### TO DO
Check each line of the listing below for the word "active" and say how many lines have it. Nothing else should be written.

[Data records]
((
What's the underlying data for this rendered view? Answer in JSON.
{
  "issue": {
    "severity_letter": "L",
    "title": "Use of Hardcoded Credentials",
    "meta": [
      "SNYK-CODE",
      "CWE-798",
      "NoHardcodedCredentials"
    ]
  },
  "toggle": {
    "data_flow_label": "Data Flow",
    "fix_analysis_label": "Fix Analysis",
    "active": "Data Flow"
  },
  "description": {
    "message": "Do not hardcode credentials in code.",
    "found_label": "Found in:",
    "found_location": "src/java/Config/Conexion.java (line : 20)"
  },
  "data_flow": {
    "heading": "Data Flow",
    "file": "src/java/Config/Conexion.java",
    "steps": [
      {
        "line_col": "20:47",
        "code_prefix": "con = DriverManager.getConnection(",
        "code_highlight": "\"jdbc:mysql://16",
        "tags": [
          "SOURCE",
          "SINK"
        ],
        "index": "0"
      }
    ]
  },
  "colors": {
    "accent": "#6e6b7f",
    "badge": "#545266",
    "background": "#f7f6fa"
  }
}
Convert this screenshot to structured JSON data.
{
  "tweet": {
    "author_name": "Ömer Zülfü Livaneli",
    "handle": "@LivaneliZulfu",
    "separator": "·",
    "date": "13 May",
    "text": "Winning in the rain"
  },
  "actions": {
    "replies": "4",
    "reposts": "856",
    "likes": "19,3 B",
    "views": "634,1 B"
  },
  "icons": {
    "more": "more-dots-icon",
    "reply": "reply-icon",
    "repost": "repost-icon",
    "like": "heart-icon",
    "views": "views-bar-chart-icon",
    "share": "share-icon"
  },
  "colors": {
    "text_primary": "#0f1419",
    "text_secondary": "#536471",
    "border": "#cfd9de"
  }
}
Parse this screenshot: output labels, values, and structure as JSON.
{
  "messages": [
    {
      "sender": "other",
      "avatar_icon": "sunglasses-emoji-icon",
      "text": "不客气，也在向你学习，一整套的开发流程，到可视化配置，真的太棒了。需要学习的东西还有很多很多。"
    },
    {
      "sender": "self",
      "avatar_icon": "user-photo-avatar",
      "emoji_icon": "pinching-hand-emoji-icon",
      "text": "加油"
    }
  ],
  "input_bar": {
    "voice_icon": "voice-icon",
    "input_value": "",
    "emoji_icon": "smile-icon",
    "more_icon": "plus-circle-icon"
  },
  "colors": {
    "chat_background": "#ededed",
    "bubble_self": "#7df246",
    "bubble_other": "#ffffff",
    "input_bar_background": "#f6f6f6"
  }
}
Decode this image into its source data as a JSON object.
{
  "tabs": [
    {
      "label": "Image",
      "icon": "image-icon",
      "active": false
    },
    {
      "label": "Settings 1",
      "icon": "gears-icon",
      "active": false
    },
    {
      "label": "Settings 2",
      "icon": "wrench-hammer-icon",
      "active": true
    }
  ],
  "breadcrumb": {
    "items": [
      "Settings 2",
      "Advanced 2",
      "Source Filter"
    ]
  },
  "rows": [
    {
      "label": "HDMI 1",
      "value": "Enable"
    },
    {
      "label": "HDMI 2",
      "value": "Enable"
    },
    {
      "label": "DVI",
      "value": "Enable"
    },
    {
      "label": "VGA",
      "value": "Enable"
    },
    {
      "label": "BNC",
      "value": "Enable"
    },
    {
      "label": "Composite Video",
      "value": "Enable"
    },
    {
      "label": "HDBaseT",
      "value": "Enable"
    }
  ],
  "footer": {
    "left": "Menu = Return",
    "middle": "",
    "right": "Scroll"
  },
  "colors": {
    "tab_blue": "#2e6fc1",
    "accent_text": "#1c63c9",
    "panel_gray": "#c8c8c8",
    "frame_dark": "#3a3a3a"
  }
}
))
### OUTPUT OF THE EXERCISE
4